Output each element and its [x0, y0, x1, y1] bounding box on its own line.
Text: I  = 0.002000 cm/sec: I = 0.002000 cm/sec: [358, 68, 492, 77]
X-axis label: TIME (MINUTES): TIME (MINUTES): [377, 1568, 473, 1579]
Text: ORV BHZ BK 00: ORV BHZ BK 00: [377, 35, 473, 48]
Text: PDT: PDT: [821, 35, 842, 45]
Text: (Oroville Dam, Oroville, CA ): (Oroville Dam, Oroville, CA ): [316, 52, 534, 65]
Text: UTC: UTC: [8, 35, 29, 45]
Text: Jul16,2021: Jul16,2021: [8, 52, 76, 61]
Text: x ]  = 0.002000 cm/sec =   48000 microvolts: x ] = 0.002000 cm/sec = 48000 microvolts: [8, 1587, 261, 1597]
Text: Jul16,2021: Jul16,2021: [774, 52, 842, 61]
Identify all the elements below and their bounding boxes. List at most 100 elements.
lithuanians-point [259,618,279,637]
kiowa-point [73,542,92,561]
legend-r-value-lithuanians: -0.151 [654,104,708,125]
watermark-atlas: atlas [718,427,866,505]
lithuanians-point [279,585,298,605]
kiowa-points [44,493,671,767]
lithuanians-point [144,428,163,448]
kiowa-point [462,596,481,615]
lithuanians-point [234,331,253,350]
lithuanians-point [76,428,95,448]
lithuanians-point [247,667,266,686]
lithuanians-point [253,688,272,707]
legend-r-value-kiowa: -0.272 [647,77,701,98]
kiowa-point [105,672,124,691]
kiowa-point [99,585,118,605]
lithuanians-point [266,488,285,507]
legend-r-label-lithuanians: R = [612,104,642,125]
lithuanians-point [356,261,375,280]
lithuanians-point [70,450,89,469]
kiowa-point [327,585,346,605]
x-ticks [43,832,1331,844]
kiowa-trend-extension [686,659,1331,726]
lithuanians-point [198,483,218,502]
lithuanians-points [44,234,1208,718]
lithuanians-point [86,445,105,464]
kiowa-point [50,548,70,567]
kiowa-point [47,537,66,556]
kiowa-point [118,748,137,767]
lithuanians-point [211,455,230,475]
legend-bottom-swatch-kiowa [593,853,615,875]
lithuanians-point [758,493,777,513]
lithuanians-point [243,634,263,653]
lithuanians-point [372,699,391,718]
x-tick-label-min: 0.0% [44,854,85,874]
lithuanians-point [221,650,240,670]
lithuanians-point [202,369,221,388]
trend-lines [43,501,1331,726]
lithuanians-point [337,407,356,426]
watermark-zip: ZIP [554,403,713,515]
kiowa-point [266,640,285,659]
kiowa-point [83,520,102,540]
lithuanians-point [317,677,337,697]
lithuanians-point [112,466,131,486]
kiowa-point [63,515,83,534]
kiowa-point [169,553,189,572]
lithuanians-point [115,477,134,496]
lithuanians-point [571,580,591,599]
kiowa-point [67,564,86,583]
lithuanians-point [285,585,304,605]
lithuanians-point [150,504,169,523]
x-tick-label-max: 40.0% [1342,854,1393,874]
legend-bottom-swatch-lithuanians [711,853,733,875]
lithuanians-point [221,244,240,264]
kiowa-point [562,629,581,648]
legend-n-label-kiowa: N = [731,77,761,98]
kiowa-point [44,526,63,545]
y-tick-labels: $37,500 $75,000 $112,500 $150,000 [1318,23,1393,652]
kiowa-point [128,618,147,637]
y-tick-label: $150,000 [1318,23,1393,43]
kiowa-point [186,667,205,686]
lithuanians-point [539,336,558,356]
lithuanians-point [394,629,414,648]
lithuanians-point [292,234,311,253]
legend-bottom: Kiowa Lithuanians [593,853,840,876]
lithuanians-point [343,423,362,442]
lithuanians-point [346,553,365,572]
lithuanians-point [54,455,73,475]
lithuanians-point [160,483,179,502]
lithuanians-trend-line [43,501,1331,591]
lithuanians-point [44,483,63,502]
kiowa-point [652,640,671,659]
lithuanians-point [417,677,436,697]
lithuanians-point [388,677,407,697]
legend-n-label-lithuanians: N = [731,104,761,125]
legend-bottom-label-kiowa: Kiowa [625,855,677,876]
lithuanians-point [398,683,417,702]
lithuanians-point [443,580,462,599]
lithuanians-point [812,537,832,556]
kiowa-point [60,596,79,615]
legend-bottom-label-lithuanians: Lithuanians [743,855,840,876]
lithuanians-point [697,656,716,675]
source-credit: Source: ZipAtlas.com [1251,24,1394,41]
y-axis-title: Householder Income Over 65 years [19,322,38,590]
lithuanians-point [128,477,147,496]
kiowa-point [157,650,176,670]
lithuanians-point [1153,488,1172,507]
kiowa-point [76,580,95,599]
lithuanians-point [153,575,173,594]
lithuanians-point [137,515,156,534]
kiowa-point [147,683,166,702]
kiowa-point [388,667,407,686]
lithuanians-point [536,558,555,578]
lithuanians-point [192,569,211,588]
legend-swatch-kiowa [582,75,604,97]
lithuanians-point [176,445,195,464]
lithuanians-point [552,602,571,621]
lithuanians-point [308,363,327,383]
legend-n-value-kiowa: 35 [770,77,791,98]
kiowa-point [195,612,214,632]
____
**作成内容**
上のリストの行をすべて、一字も変えずにそのまま書き写してください。

**解答例**
Output each element and its [x0, y0, x1, y1] bounding box on its own line.
Text: I  = 0.002000 cm/sec: I = 0.002000 cm/sec: [358, 68, 492, 77]
X-axis label: TIME (MINUTES): TIME (MINUTES): [377, 1568, 473, 1579]
Text: ORV BHZ BK 00: ORV BHZ BK 00: [377, 35, 473, 48]
Text: PDT: PDT: [821, 35, 842, 45]
Text: (Oroville Dam, Oroville, CA ): (Oroville Dam, Oroville, CA ): [316, 52, 534, 65]
Text: UTC: UTC: [8, 35, 29, 45]
Text: Jul16,2021: Jul16,2021: [8, 52, 76, 61]
Text: x ]  = 0.002000 cm/sec =   48000 microvolts: x ] = 0.002000 cm/sec = 48000 microvolts: [8, 1587, 261, 1597]
Text: Jul16,2021: Jul16,2021: [774, 52, 842, 61]
Identify all the elements below and their bounding boxes. List at most 100 elements.
lithuanians-point [259,618,279,637]
kiowa-point [73,542,92,561]
legend-r-value-lithuanians: -0.151 [654,104,708,125]
watermark-atlas: atlas [718,427,866,505]
lithuanians-point [279,585,298,605]
kiowa-points [44,493,671,767]
lithuanians-point [144,428,163,448]
kiowa-point [462,596,481,615]
lithuanians-point [234,331,253,350]
lithuanians-point [76,428,95,448]
lithuanians-point [247,667,266,686]
lithuanians-point [253,688,272,707]
legend-r-value-kiowa: -0.272 [647,77,701,98]
kiowa-point [105,672,124,691]
kiowa-point [99,585,118,605]
lithuanians-point [266,488,285,507]
legend-r-label-lithuanians: R = [612,104,642,125]
lithuanians-point [356,261,375,280]
lithuanians-point [70,450,89,469]
kiowa-point [327,585,346,605]
x-ticks [43,832,1331,844]
kiowa-trend-extension [686,659,1331,726]
lithuanians-point [198,483,218,502]
lithuanians-points [44,234,1208,718]
lithuanians-point [86,445,105,464]
kiowa-point [50,548,70,567]
kiowa-point [47,537,66,556]
kiowa-point [118,748,137,767]
lithuanians-point [211,455,230,475]
legend-bottom-swatch-kiowa [593,853,615,875]
lithuanians-point [758,493,777,513]
lithuanians-point [243,634,263,653]
lithuanians-point [372,699,391,718]
x-tick-label-min: 0.0% [44,854,85,874]
lithuanians-point [221,650,240,670]
lithuanians-point [202,369,221,388]
trend-lines [43,501,1331,726]
lithuanians-point [337,407,356,426]
watermark-zip: ZIP [554,403,713,515]
kiowa-point [266,640,285,659]
kiowa-point [83,520,102,540]
lithuanians-point [317,677,337,697]
lithuanians-point [112,466,131,486]
kiowa-point [63,515,83,534]
kiowa-point [169,553,189,572]
lithuanians-point [115,477,134,496]
lithuanians-point [571,580,591,599]
kiowa-point [67,564,86,583]
lithuanians-point [285,585,304,605]
lithuanians-point [150,504,169,523]
x-tick-label-max: 40.0% [1342,854,1393,874]
legend-bottom-swatch-lithuanians [711,853,733,875]
lithuanians-point [221,244,240,264]
kiowa-point [562,629,581,648]
legend-n-label-kiowa: N = [731,77,761,98]
kiowa-point [44,526,63,545]
y-tick-labels: $37,500 $75,000 $112,500 $150,000 [1318,23,1393,652]
kiowa-point [128,618,147,637]
y-tick-label: $150,000 [1318,23,1393,43]
kiowa-point [186,667,205,686]
lithuanians-point [539,336,558,356]
lithuanians-point [394,629,414,648]
lithuanians-point [292,234,311,253]
legend-bottom: Kiowa Lithuanians [593,853,840,876]
lithuanians-point [343,423,362,442]
lithuanians-point [346,553,365,572]
lithuanians-point [54,455,73,475]
lithuanians-point [160,483,179,502]
lithuanians-trend-line [43,501,1331,591]
lithuanians-point [44,483,63,502]
kiowa-point [652,640,671,659]
lithuanians-point [417,677,436,697]
lithuanians-point [388,677,407,697]
legend-n-label-lithuanians: N = [731,104,761,125]
legend-bottom-label-kiowa: Kiowa [625,855,677,876]
lithuanians-point [398,683,417,702]
lithuanians-point [443,580,462,599]
lithuanians-point [812,537,832,556]
kiowa-point [60,596,79,615]
legend-bottom-label-lithuanians: Lithuanians [743,855,840,876]
lithuanians-point [697,656,716,675]
source-credit: Source: ZipAtlas.com [1251,24,1394,41]
y-axis-title: Householder Income Over 65 years [19,322,38,590]
lithuanians-point [128,477,147,496]
kiowa-point [157,650,176,670]
lithuanians-point [1153,488,1172,507]
kiowa-point [76,580,95,599]
lithuanians-point [153,575,173,594]
lithuanians-point [137,515,156,534]
kiowa-point [147,683,166,702]
kiowa-point [388,667,407,686]
lithuanians-point [536,558,555,578]
lithuanians-point [192,569,211,588]
legend-swatch-kiowa [582,75,604,97]
lithuanians-point [176,445,195,464]
lithuanians-point [552,602,571,621]
lithuanians-point [308,363,327,383]
legend-n-value-kiowa: 35 [770,77,791,98]
kiowa-point [195,612,214,632]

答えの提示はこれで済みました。